[Stored entries]
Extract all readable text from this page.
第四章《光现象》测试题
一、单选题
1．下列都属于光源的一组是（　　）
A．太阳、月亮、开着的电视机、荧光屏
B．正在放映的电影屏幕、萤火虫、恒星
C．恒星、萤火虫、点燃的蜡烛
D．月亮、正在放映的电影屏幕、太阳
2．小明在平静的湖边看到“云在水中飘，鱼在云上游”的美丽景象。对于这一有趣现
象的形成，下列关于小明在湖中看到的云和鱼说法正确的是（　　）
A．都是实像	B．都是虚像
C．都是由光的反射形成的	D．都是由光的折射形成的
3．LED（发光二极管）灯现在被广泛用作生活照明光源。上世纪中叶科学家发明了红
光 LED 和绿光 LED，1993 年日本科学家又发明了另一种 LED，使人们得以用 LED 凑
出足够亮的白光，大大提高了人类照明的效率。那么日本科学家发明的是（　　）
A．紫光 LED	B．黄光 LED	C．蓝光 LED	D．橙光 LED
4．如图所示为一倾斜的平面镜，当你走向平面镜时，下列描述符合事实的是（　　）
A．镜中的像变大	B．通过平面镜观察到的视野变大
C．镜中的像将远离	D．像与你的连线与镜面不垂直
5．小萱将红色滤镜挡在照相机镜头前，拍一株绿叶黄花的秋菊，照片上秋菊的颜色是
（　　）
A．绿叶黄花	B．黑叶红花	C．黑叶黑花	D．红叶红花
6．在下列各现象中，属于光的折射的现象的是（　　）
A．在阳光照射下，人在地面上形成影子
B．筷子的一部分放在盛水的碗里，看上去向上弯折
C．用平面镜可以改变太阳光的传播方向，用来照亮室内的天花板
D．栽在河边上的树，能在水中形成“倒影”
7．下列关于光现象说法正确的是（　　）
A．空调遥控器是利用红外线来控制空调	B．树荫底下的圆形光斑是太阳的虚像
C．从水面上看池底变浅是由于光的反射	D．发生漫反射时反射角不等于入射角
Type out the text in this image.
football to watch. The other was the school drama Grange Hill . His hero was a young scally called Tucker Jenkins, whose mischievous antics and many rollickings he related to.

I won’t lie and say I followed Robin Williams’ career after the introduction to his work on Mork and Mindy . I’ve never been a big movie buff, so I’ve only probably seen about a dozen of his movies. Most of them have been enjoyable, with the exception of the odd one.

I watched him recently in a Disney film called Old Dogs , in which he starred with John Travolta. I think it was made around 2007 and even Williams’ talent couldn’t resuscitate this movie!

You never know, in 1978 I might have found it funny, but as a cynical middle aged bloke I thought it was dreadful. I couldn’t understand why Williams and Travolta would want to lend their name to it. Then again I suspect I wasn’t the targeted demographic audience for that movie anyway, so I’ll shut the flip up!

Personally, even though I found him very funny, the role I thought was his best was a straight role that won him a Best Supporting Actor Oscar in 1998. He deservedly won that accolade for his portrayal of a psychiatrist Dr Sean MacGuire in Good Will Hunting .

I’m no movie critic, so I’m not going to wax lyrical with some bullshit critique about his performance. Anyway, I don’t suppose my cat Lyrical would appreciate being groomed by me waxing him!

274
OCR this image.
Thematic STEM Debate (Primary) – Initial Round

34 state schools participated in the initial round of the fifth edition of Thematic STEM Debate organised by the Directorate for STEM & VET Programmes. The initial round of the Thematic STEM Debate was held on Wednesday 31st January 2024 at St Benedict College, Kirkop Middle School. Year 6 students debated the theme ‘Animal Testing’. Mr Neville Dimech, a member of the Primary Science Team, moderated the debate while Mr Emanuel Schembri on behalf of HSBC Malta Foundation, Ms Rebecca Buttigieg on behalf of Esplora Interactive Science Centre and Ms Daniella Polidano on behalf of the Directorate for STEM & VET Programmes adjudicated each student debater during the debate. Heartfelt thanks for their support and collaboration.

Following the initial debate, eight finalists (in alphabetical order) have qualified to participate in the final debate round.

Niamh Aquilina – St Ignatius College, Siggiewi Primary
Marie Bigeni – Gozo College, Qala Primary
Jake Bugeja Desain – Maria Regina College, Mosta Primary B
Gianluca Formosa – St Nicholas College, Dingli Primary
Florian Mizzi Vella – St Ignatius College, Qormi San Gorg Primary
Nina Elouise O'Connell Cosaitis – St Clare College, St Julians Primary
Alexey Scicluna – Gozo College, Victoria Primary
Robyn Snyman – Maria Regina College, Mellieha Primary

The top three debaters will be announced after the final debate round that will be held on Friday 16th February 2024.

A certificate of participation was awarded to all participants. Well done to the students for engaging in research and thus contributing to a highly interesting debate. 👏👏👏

◆ **DIRECTIONS**
Every entry needs to be retyped exactly.

◆ **FINISHED EXERCISE**
Extract all readable text from this page.
第四章《光现象》测试题
一、单选题
1．下列都属于光源的一组是（　　）
A．太阳、月亮、开着的电视机、荧光屏
B．正在放映的电影屏幕、萤火虫、恒星
C．恒星、萤火虫、点燃的蜡烛
D．月亮、正在放映的电影屏幕、太阳
2．小明在平静的湖边看到“云在水中飘，鱼在云上游”的美丽景象。对于这一有趣现
象的形成，下列关于小明在湖中看到的云和鱼说法正确的是（　　）
A．都是实像	B．都是虚像
C．都是由光的反射形成的	D．都是由光的折射形成的
3．LED（发光二极管）灯现在被广泛用作生活照明光源。上世纪中叶科学家发明了红
光 LED 和绿光 LED，1993 年日本科学家又发明了另一种 LED，使人们得以用 LED 凑
出足够亮的白光，大大提高了人类照明的效率。那么日本科学家发明的是（　　）
A．紫光 LED	B．黄光 LED	C．蓝光 LED	D．橙光 LED
4．如图所示为一倾斜的平面镜，当你走向平面镜时，下列描述符合事实的是（　　）
A．镜中的像变大	B．通过平面镜观察到的视野变大
C．镜中的像将远离	D．像与你的连线与镜面不垂直
5．小萱将红色滤镜挡在照相机镜头前，拍一株绿叶黄花的秋菊，照片上秋菊的颜色是
（　　）
A．绿叶黄花	B．黑叶红花	C．黑叶黑花	D．红叶红花
6．在下列各现象中，属于光的折射的现象的是（　　）
A．在阳光照射下，人在地面上形成影子
B．筷子的一部分放在盛水的碗里，看上去向上弯折
C．用平面镜可以改变太阳光的传播方向，用来照亮室内的天花板
D．栽在河边上的树，能在水中形成“倒影”
7．下列关于光现象说法正确的是（　　）
A．空调遥控器是利用红外线来控制空调	B．树荫底下的圆形光斑是太阳的虚像
C．从水面上看池底变浅是由于光的反射	D．发生漫反射时反射角不等于入射角
Type out the text in this image.
football to watch. The other was the school drama Grange Hill . His hero was a young scally called Tucker Jenkins, whose mischievous antics and many rollickings he related to.

I won’t lie and say I followed Robin Williams’ career after the introduction to his work on Mork and Mindy . I’ve never been a big movie buff, so I’ve only probably seen about a dozen of his movies. Most of them have been enjoyable, with the exception of the odd one.

I watched him recently in a Disney film called Old Dogs , in which he starred with John Travolta. I think it was made around 2007 and even Williams’ talent couldn’t resuscitate this movie!

You never know, in 1978 I might have found it funny, but as a cynical middle aged bloke I thought it was dreadful. I couldn’t understand why Williams and Travolta would want to lend their name to it. Then again I suspect I wasn’t the targeted demographic audience for that movie anyway, so I’ll shut the flip up!

Personally, even though I found him very funny, the role I thought was his best was a straight role that won him a Best Supporting Actor Oscar in 1998. He deservedly won that accolade for his portrayal of a psychiatrist Dr Sean MacGuire in Good Will Hunting .

I’m no movie critic, so I’m not going to wax lyrical with some bullshit critique about his performance. Anyway, I don’t suppose my cat Lyrical would appreciate being groomed by me waxing him!

274
OCR this image.
Thematic STEM Debate (Primary) – Initial Round

34 state schools participated in the initial round of the fifth edition of Thematic STEM Debate organised by the Directorate for STEM & VET Programmes. The initial round of the Thematic STEM Debate was held on Wednesday 31st January 2024 at St Benedict College, Kirkop Middle School. Year 6 students debated the theme ‘Animal Testing’. Mr Neville Dimech, a member of the Primary Science Team, moderated the debate while Mr Emanuel Schembri on behalf of HSBC Malta Foundation, Ms Rebecca Buttigieg on behalf of Esplora Interactive Science Centre and Ms Daniella Polidano on behalf of the Directorate for STEM & VET Programmes adjudicated each student debater during the debate. Heartfelt thanks for their support and collaboration.

Following the initial debate, eight finalists (in alphabetical order) have qualified to participate in the final debate round.

Niamh Aquilina – St Ignatius College, Siggiewi Primary
Marie Bigeni – Gozo College, Qala Primary
Jake Bugeja Desain – Maria Regina College, Mosta Primary B
Gianluca Formosa – St Nicholas College, Dingli Primary
Florian Mizzi Vella – St Ignatius College, Qormi San Gorg Primary
Nina Elouise O'Connell Cosaitis – St Clare College, St Julians Primary
Alexey Scicluna – Gozo College, Victoria Primary
Robyn Snyman – Maria Regina College, Mellieha Primary

The top three debaters will be announced after the final debate round that will be held on Friday 16th February 2024.

A certificate of participation was awarded to all participants. Well done to the students for engaging in research and thus contributing to a highly interesting debate. 👏👏👏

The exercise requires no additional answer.